■ TO DO ■
The data must be returned in full and exactly as given.

━━━

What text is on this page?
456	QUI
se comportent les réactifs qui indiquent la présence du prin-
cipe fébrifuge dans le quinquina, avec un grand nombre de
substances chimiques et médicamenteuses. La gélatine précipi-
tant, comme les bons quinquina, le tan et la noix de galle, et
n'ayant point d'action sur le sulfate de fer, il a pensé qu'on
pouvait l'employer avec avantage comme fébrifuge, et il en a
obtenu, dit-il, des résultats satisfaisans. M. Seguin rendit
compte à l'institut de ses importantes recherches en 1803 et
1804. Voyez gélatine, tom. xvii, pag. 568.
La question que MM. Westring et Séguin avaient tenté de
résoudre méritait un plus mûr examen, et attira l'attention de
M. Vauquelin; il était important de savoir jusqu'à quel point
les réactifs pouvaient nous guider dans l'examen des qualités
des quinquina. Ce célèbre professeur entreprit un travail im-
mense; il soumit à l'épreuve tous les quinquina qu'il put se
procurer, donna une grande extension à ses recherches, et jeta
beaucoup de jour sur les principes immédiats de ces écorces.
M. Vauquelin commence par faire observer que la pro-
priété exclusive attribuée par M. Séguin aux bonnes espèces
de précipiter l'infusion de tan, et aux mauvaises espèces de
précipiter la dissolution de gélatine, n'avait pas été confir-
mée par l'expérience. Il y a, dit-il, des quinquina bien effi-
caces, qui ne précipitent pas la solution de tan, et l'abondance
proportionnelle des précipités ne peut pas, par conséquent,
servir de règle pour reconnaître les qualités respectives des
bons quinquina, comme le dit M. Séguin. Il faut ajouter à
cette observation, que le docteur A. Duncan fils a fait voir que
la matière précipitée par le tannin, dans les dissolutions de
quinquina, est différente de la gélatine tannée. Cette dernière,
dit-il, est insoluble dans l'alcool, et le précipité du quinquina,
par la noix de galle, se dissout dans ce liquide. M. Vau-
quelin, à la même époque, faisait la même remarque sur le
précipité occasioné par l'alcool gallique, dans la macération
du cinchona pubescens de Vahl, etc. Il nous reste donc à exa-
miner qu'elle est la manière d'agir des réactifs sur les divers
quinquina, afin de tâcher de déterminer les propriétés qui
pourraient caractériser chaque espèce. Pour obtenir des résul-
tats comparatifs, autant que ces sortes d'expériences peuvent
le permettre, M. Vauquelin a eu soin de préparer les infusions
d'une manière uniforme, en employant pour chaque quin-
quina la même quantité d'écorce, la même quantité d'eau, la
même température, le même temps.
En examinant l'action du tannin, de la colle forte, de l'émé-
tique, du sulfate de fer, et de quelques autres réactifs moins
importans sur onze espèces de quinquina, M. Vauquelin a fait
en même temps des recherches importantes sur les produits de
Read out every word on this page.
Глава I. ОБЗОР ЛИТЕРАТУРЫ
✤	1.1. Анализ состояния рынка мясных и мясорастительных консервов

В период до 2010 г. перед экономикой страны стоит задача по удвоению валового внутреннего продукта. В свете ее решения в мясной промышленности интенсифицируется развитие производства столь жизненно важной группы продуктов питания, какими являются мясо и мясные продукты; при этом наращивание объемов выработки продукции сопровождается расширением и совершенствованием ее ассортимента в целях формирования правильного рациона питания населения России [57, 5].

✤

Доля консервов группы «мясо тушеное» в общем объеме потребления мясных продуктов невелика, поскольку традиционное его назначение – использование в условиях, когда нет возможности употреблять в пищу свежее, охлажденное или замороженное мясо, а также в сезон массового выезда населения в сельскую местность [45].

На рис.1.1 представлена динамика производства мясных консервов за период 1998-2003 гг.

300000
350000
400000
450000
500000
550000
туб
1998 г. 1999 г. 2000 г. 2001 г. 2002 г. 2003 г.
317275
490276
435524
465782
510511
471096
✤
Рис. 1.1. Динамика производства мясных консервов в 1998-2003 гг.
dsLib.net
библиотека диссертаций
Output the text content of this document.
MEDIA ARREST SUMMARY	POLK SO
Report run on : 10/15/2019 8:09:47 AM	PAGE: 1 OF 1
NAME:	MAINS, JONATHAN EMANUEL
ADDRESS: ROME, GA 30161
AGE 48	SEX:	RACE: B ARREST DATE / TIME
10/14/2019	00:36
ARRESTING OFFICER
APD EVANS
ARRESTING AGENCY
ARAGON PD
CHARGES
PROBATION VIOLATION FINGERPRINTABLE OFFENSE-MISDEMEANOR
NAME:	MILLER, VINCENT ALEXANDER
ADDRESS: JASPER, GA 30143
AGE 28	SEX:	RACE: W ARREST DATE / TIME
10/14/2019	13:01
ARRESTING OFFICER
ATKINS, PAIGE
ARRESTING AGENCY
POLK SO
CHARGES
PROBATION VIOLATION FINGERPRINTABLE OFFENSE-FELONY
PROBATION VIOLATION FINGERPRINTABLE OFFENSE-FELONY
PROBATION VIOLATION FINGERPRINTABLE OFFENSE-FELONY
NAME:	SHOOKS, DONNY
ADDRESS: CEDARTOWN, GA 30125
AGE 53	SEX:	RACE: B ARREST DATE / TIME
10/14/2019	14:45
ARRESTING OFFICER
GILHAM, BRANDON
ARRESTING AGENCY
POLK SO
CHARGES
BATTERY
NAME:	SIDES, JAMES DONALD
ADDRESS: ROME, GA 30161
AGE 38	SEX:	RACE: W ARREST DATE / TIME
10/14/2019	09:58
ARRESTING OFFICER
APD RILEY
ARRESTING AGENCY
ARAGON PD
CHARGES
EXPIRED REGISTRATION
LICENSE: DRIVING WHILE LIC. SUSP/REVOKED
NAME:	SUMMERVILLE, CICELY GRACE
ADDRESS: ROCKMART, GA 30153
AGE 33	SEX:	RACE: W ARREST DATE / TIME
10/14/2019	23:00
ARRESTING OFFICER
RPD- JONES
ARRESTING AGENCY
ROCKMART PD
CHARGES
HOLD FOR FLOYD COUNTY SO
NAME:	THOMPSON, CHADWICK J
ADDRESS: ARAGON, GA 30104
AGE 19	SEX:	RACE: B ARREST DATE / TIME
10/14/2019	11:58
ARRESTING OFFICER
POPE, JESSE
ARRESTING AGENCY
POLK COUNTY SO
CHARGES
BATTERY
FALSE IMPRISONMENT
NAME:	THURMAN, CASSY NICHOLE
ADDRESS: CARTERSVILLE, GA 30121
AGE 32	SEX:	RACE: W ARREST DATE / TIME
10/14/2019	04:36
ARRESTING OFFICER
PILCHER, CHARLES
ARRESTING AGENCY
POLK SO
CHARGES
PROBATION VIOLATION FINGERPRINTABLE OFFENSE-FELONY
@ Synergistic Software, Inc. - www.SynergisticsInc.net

━━━

■ ANSWER ■
What text is on this page?
456	QUI
se comportent les réactifs qui indiquent la présence du prin-
cipe fébrifuge dans le quinquina, avec un grand nombre de
substances chimiques et médicamenteuses. La gélatine précipi-
tant, comme les bons quinquina, le tan et la noix de galle, et
n'ayant point d'action sur le sulfate de fer, il a pensé qu'on
pouvait l'employer avec avantage comme fébrifuge, et il en a
obtenu, dit-il, des résultats satisfaisans. M. Seguin rendit
compte à l'institut de ses importantes recherches en 1803 et
1804. Voyez gélatine, tom. xvii, pag. 568.
La question que MM. Westring et Séguin avaient tenté de
résoudre méritait un plus mûr examen, et attira l'attention de
M. Vauquelin; il était important de savoir jusqu'à quel point
les réactifs pouvaient nous guider dans l'examen des qualités
des quinquina. Ce célèbre professeur entreprit un travail im-
mense; il soumit à l'épreuve tous les quinquina qu'il put se
procurer, donna une grande extension à ses recherches, et jeta
beaucoup de jour sur les principes immédiats de ces écorces.
M. Vauquelin commence par faire observer que la pro-
priété exclusive attribuée par M. Séguin aux bonnes espèces
de précipiter l'infusion de tan, et aux mauvaises espèces de
précipiter la dissolution de gélatine, n'avait pas été confir-
mée par l'expérience. Il y a, dit-il, des quinquina bien effi-
caces, qui ne précipitent pas la solution de tan, et l'abondance
proportionnelle des précipités ne peut pas, par conséquent,
servir de règle pour reconnaître les qualités respectives des
bons quinquina, comme le dit M. Séguin. Il faut ajouter à
cette observation, que le docteur A. Duncan fils a fait voir que
la matière précipitée par le tannin, dans les dissolutions de
quinquina, est différente de la gélatine tannée. Cette dernière,
dit-il, est insoluble dans l'alcool, et le précipité du quinquina,
par la noix de galle, se dissout dans ce liquide. M. Vau-
quelin, à la même époque, faisait la même remarque sur le
précipité occasioné par l'alcool gallique, dans la macération
du cinchona pubescens de Vahl, etc. Il nous reste donc à exa-
miner qu'elle est la manière d'agir des réactifs sur les divers
quinquina, afin de tâcher de déterminer les propriétés qui
pourraient caractériser chaque espèce. Pour obtenir des résul-
tats comparatifs, autant que ces sortes d'expériences peuvent
le permettre, M. Vauquelin a eu soin de préparer les infusions
d'une manière uniforme, en employant pour chaque quin-
quina la même quantité d'écorce, la même quantité d'eau, la
même température, le même temps.
En examinant l'action du tannin, de la colle forte, de l'émé-
tique, du sulfate de fer, et de quelques autres réactifs moins
importans sur onze espèces de quinquina, M. Vauquelin a fait
en même temps des recherches importantes sur les produits de
Read out every word on this page.
Глава I. ОБЗОР ЛИТЕРАТУРЫ
✤	1.1. Анализ состояния рынка мясных и мясорастительных консервов

В период до 2010 г. перед экономикой страны стоит задача по удвоению валового внутреннего продукта. В свете ее решения в мясной промышленности интенсифицируется развитие производства столь жизненно важной группы продуктов питания, какими являются мясо и мясные продукты; при этом наращивание объемов выработки продукции сопровождается расширением и совершенствованием ее ассортимента в целях формирования правильного рациона питания населения России [57, 5].

✤

Доля консервов группы «мясо тушеное» в общем объеме потребления мясных продуктов невелика, поскольку традиционное его назначение – использование в условиях, когда нет возможности употреблять в пищу свежее, охлажденное или замороженное мясо, а также в сезон массового выезда населения в сельскую местность [45].

На рис.1.1 представлена динамика производства мясных консервов за период 1998-2003 гг.

300000
350000
400000
450000
500000
550000
туб
1998 г. 1999 г. 2000 г. 2001 г. 2002 г. 2003 г.
317275
490276
435524
465782
510511
471096
✤
Рис. 1.1. Динамика производства мясных консервов в 1998-2003 гг.
dsLib.net
библиотека диссертаций
Output the text content of this document.
MEDIA ARREST SUMMARY	POLK SO
Report run on : 10/15/2019 8:09:47 AM	PAGE: 1 OF 1
NAME:	MAINS, JONATHAN EMANUEL
ADDRESS: ROME, GA 30161
AGE 48	SEX:	RACE: B ARREST DATE / TIME
10/14/2019	00:36
ARRESTING OFFICER
APD EVANS
ARRESTING AGENCY
ARAGON PD
CHARGES
PROBATION VIOLATION FINGERPRINTABLE OFFENSE-MISDEMEANOR
NAME:	MILLER, VINCENT ALEXANDER
ADDRESS: JASPER, GA 30143
AGE 28	SEX:	RACE: W ARREST DATE / TIME
10/14/2019	13:01
ARRESTING OFFICER
ATKINS, PAIGE
ARRESTING AGENCY
POLK SO
CHARGES
PROBATION VIOLATION FINGERPRINTABLE OFFENSE-FELONY
PROBATION VIOLATION FINGERPRINTABLE OFFENSE-FELONY
PROBATION VIOLATION FINGERPRINTABLE OFFENSE-FELONY
NAME:	SHOOKS, DONNY
ADDRESS: CEDARTOWN, GA 30125
AGE 53	SEX:	RACE: B ARREST DATE / TIME
10/14/2019	14:45
ARRESTING OFFICER
GILHAM, BRANDON
ARRESTING AGENCY
POLK SO
CHARGES
BATTERY
NAME:	SIDES, JAMES DONALD
ADDRESS: ROME, GA 30161
AGE 38	SEX:	RACE: W ARREST DATE / TIME
10/14/2019	09:58
ARRESTING OFFICER
APD RILEY
ARRESTING AGENCY
ARAGON PD
CHARGES
EXPIRED REGISTRATION
LICENSE: DRIVING WHILE LIC. SUSP/REVOKED
NAME:	SUMMERVILLE, CICELY GRACE
ADDRESS: ROCKMART, GA 30153
AGE 33	SEX:	RACE: W ARREST DATE / TIME
10/14/2019	23:00
ARRESTING OFFICER
RPD- JONES
ARRESTING AGENCY
ROCKMART PD
CHARGES
HOLD FOR FLOYD COUNTY SO
NAME:	THOMPSON, CHADWICK J
ADDRESS: ARAGON, GA 30104
AGE 19	SEX:	RACE: B ARREST DATE / TIME
10/14/2019	11:58
ARRESTING OFFICER
POPE, JESSE
ARRESTING AGENCY
POLK COUNTY SO
CHARGES
BATTERY
FALSE IMPRISONMENT
NAME:	THURMAN, CASSY NICHOLE
ADDRESS: CARTERSVILLE, GA 30121
AGE 32	SEX:	RACE: W ARREST DATE / TIME
10/14/2019	04:36
ARRESTING OFFICER
PILCHER, CHARLES
ARRESTING AGENCY
POLK SO
CHARGES
PROBATION VIOLATION FINGERPRINTABLE OFFENSE-FELONY
@ Synergistic Software, Inc. - www.SynergisticsInc.net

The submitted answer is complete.